◆ STATED PROBLEM: Scan the data below and pick out the lines containing the word "Ингушетия".

***

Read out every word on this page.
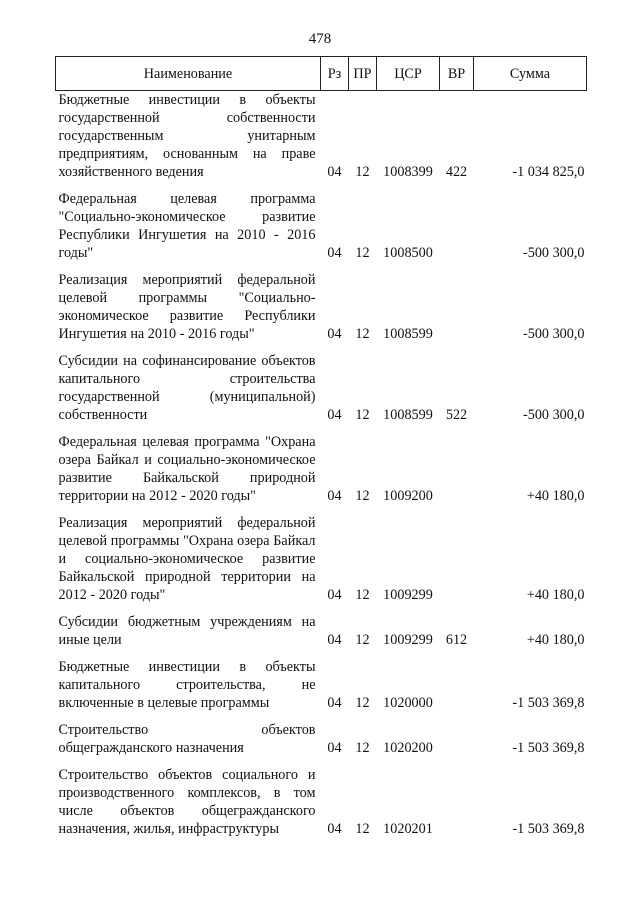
478
Наименование	Рз	ПР	ЦСР	ВР	Сумма
Бюджетные инвестиции в объекты государственной собственности государственным унитарным предприятиям, основанным на праве хозяйственного ведения	04	12	1008399	422	-1 034 825,0
Федеральная целевая программа "Социально-экономическое развитие Республики Ингушетия на 2010 - 2016 годы"	04	12	1008500		-500 300,0
Реализация мероприятий федеральной целевой программы "Социально-экономическое развитие Республики Ингушетия на 2010 - 2016 годы"	04	12	1008599		-500 300,0
Субсидии на софинансирование объектов капитального строительства государственной (муниципальной) собственности	04	12	1008599	522	-500 300,0
Федеральная целевая программа "Охрана озера Байкал и социально-экономическое развитие Байкальской природной территории на 2012 - 2020 годы"	04	12	1009200		+40 180,0
Реализация мероприятий федеральной целевой программы "Охрана озера Байкал и социально-экономическое развитие Байкальской природной территории на 2012 - 2020 годы"	04	12	1009299		+40 180,0
Субсидии бюджетным учреждениям на иные цели	04	12	1009299	612	+40 180,0
Бюджетные инвестиции в объекты капитального строительства, не включенные в целевые программы	04	12	1020000		-1 503 369,8
Строительство объектов общегражданского назначения	04	12	1020200		-1 503 369,8
Строительство объектов социального и производственного комплексов, в том числе объектов общегражданского назначения, жилья, инфраструктуры	04	12	1020201		-1 503 369,8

***

◆ RESPONSE TO THE EXERCISE:
Федеральная целевая программа "Социально-экономическое развитие Республики Ингушетия на 2010 - 2016 годы"	04	12	1008500		-500 300,0
Реализация мероприятий федеральной целевой программы "Социально-экономическое развитие Республики Ингушетия на 2010 - 2016 годы"	04	12	1008599		-500 300,0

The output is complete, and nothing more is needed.